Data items
....
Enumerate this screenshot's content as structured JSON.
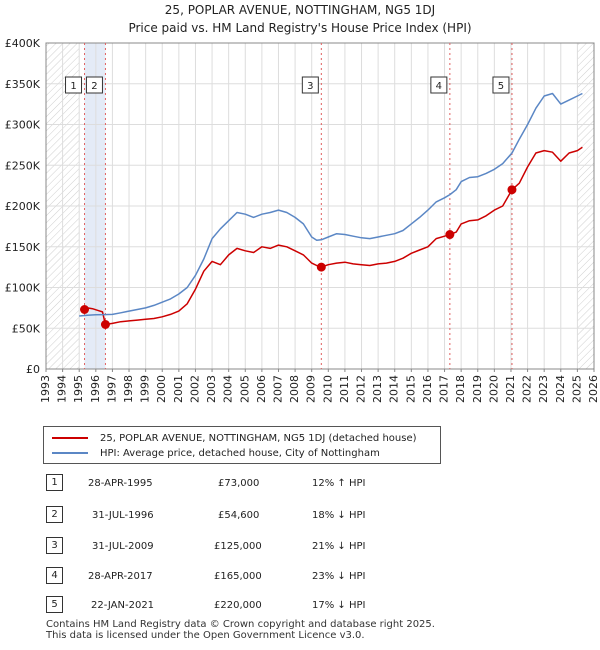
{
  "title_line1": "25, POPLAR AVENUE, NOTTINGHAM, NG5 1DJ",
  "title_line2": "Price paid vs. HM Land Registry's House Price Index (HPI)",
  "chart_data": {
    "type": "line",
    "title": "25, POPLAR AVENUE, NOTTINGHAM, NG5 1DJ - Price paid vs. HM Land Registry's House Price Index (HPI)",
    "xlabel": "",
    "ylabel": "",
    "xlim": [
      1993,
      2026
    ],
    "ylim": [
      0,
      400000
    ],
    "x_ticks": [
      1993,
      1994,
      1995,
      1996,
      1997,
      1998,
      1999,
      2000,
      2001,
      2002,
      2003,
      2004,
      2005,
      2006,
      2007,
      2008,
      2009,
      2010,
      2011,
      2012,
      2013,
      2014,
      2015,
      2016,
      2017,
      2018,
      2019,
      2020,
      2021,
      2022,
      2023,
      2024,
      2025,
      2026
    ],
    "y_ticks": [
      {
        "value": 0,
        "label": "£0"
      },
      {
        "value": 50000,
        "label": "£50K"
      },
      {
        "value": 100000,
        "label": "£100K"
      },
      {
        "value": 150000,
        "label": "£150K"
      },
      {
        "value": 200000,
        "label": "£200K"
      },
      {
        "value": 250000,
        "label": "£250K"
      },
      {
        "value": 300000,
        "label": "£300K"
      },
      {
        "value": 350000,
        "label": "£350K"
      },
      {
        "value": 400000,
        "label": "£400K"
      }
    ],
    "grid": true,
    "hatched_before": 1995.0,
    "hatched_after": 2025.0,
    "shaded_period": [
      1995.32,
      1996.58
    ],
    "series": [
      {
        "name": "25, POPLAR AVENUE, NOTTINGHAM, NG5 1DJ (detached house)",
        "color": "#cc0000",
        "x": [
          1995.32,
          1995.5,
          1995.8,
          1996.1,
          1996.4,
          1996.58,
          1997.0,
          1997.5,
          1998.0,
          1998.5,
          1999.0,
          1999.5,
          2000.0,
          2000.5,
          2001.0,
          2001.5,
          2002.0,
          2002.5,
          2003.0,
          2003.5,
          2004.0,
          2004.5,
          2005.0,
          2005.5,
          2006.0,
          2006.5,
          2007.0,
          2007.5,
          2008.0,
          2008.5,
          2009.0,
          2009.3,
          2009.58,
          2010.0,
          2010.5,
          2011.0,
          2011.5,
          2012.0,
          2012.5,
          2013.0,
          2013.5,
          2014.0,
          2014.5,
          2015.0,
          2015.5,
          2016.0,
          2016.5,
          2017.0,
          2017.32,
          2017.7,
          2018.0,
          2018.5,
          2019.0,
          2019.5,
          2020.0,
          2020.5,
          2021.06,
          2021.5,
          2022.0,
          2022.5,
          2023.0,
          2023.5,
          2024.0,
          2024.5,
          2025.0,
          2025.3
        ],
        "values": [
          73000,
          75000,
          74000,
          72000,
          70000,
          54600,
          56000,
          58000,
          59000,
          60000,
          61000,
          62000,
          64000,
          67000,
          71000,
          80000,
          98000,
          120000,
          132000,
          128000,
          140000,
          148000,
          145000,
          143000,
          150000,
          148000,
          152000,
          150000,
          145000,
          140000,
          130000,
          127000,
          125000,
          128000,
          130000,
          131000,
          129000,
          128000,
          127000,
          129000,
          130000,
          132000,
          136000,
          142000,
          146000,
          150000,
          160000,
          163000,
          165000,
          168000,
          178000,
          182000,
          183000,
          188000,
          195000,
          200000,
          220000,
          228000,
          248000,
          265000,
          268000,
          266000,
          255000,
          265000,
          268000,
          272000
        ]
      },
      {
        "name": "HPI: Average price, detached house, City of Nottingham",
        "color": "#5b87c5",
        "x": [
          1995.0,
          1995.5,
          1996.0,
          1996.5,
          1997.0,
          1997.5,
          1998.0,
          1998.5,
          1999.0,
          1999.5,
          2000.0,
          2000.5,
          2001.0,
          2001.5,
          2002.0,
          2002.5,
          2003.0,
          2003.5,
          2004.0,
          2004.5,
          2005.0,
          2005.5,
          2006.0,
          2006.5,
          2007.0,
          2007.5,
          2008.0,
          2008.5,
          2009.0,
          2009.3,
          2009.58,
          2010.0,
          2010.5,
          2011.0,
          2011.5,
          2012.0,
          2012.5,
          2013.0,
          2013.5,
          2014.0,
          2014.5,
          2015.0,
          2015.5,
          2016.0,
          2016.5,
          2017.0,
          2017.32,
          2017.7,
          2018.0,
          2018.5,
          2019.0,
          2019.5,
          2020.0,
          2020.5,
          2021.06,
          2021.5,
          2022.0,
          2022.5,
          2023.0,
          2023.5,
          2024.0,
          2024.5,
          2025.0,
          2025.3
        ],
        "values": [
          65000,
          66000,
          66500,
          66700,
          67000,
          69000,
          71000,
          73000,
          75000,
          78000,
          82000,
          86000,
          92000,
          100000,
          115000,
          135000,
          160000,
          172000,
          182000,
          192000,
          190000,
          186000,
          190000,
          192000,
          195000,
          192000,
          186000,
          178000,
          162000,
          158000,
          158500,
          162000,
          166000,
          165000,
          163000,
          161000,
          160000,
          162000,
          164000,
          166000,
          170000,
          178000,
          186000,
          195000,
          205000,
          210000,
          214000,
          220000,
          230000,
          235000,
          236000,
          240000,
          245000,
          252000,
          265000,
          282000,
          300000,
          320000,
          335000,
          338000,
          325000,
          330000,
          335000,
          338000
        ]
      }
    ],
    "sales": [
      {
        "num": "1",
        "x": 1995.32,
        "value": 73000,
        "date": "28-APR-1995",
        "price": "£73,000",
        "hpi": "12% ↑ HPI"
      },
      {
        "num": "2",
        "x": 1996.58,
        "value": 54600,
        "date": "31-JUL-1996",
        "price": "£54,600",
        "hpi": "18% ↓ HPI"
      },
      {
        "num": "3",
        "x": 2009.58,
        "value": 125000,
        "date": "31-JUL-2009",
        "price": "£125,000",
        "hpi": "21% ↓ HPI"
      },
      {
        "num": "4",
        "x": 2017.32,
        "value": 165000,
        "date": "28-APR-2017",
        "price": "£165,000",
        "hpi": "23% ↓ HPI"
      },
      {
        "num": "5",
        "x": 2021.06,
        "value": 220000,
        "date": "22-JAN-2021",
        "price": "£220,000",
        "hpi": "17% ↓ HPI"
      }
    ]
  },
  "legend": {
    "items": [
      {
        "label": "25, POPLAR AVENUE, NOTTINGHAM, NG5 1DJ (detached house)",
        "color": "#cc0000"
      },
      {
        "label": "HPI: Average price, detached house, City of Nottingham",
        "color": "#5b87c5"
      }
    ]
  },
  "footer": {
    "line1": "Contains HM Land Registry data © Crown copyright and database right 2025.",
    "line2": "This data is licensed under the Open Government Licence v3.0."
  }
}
....
**Short task**.
Print out the lines exactly, skipping any picture.

**Response to this task**.
Enumerate this screenshot's content as structured JSON.
{
  "title_line1": "25, POPLAR AVENUE, NOTTINGHAM, NG5 1DJ",
  "title_line2": "Price paid vs. HM Land Registry's House Price Index (HPI)",
  "chart_data": {
    "type": "line",
    "title": "25, POPLAR AVENUE, NOTTINGHAM, NG5 1DJ - Price paid vs. HM Land Registry's House Price Index (HPI)",
    "xlabel": "",
    "ylabel": "",
    "xlim": [
      1993,
      2026
    ],
    "ylim": [
      0,
      400000
    ],
    "x_ticks": [
      1993,
      1994,
      1995,
      1996,
      1997,
      1998,
      1999,
      2000,
      2001,
      2002,
      2003,
      2004,
      2005,
      2006,
      2007,
      2008,
      2009,
      2010,
      2011,
      2012,
      2013,
      2014,
      2015,
      2016,
      2017,
      2018,
      2019,
      2020,
      2021,
      2022,
      2023,
      2024,
      2025,
      2026
    ],
    "y_ticks": [
      {
        "value": 0,
        "label": "£0"
      },
      {
        "value": 50000,
        "label": "£50K"
      },
      {
        "value": 100000,
        "label": "£100K"
      },
      {
        "value": 150000,
        "label": "£150K"
      },
      {
        "value": 200000,
        "label": "£200K"
      },
      {
        "value": 250000,
        "label": "£250K"
      },
      {
        "value": 300000,
        "label": "£300K"
      },
      {
        "value": 350000,
        "label": "£350K"
      },
      {
        "value": 400000,
        "label": "£400K"
      }
    ],
    "grid": true,
    "hatched_before": 1995.0,
    "hatched_after": 2025.0,
    "shaded_period": [
      1995.32,
      1996.58
    ],
    "series": [
      {
        "name": "25, POPLAR AVENUE, NOTTINGHAM, NG5 1DJ (detached house)",
        "color": "#cc0000",
        "x": [
          1995.32,
          1995.5,
          1995.8,
          1996.1,
          1996.4,
          1996.58,
          1997.0,
          1997.5,
          1998.0,
          1998.5,
          1999.0,
          1999.5,
          2000.0,
          2000.5,
          2001.0,
          2001.5,
          2002.0,
          2002.5,
          2003.0,
          2003.5,
          2004.0,
          2004.5,
          2005.0,
          2005.5,
          2006.0,
          2006.5,
          2007.0,
          2007.5,
          2008.0,
          2008.5,
          2009.0,
          2009.3,
          2009.58,
          2010.0,
          2010.5,
          2011.0,
          2011.5,
          2012.0,
          2012.5,
          2013.0,
          2013.5,
          2014.0,
          2014.5,
          2015.0,
          2015.5,
          2016.0,
          2016.5,
          2017.0,
          2017.32,
          2017.7,
          2018.0,
          2018.5,
          2019.0,
          2019.5,
          2020.0,
          2020.5,
          2021.06,
          2021.5,
          2022.0,
          2022.5,
          2023.0,
          2023.5,
          2024.0,
          2024.5,
          2025.0,
          2025.3
        ],
        "values": [
          73000,
          75000,
          74000,
          72000,
          70000,
          54600,
          56000,
          58000,
          59000,
          60000,
          61000,
          62000,
          64000,
          67000,
          71000,
          80000,
          98000,
          120000,
          132000,
          128000,
          140000,
          148000,
          145000,
          143000,
          150000,
          148000,
          152000,
          150000,
          145000,
          140000,
          130000,
          127000,
          125000,
          128000,
          130000,
          131000,
          129000,
          128000,
          127000,
          129000,
          130000,
          132000,
          136000,
          142000,
          146000,
          150000,
          160000,
          163000,
          165000,
          168000,
          178000,
          182000,
          183000,
          188000,
          195000,
          200000,
          220000,
          228000,
          248000,
          265000,
          268000,
          266000,
          255000,
          265000,
          268000,
          272000
        ]
      },
      {
        "name": "HPI: Average price, detached house, City of Nottingham",
        "color": "#5b87c5",
        "x": [
          1995.0,
          1995.5,
          1996.0,
          1996.5,
          1997.0,
          1997.5,
          1998.0,
          1998.5,
          1999.0,
          1999.5,
          2000.0,
          2000.5,
          2001.0,
          2001.5,
          2002.0,
          2002.5,
          2003.0,
          2003.5,
          2004.0,
          2004.5,
          2005.0,
          2005.5,
          2006.0,
          2006.5,
          2007.0,
          2007.5,
          2008.0,
          2008.5,
          2009.0,
          2009.3,
          2009.58,
          2010.0,
          2010.5,
          2011.0,
          2011.5,
          2012.0,
          2012.5,
          2013.0,
          2013.5,
          2014.0,
          2014.5,
          2015.0,
          2015.5,
          2016.0,
          2016.5,
          2017.0,
          2017.32,
          2017.7,
          2018.0,
          2018.5,
          2019.0,
          2019.5,
          2020.0,
          2020.5,
          2021.06,
          2021.5,
          2022.0,
          2022.5,
          2023.0,
          2023.5,
          2024.0,
          2024.5,
          2025.0,
          2025.3
        ],
        "values": [
          65000,
          66000,
          66500,
          66700,
          67000,
          69000,
          71000,
          73000,
          75000,
          78000,
          82000,
          86000,
          92000,
          100000,
          115000,
          135000,
          160000,
          172000,
          182000,
          192000,
          190000,
          186000,
          190000,
          192000,
          195000,
          192000,
          186000,
          178000,
          162000,
          158000,
          158500,
          162000,
          166000,
          165000,
          163000,
          161000,
          160000,
          162000,
          164000,
          166000,
          170000,
          178000,
          186000,
          195000,
          205000,
          210000,
          214000,
          220000,
          230000,
          235000,
          236000,
          240000,
          245000,
          252000,
          265000,
          282000,
          300000,
          320000,
          335000,
          338000,
          325000,
          330000,
          335000,
          338000
        ]
      }
    ],
    "sales": [
      {
        "num": "1",
        "x": 1995.32,
        "value": 73000,
        "date": "28-APR-1995",
        "price": "£73,000",
        "hpi": "12% ↑ HPI"
      },
      {
        "num": "2",
        "x": 1996.58,
        "value": 54600,
        "date": "31-JUL-1996",
        "price": "£54,600",
        "hpi": "18% ↓ HPI"
      },
      {
        "num": "3",
        "x": 2009.58,
        "value": 125000,
        "date": "31-JUL-2009",
        "price": "£125,000",
        "hpi": "21% ↓ HPI"
      },
      {
        "num": "4",
        "x": 2017.32,
        "value": 165000,
        "date": "28-APR-2017",
        "price": "£165,000",
        "hpi": "23% ↓ HPI"
      },
      {
        "num": "5",
        "x": 2021.06,
        "value": 220000,
        "date": "22-JAN-2021",
        "price": "£220,000",
        "hpi": "17% ↓ HPI"
      }
    ]
  },
  "legend": {
    "items": [
      {
        "label": "25, POPLAR AVENUE, NOTTINGHAM, NG5 1DJ (detached house)",
        "color": "#cc0000"
      },
      {
        "label": "HPI: Average price, detached house, City of Nottingham",
        "color": "#5b87c5"
      }
    ]
  },
  "footer": {
    "line1": "Contains HM Land Registry data © Crown copyright and database right 2025.",
    "line2": "This data is licensed under the Open Government Licence v3.0."
  }
}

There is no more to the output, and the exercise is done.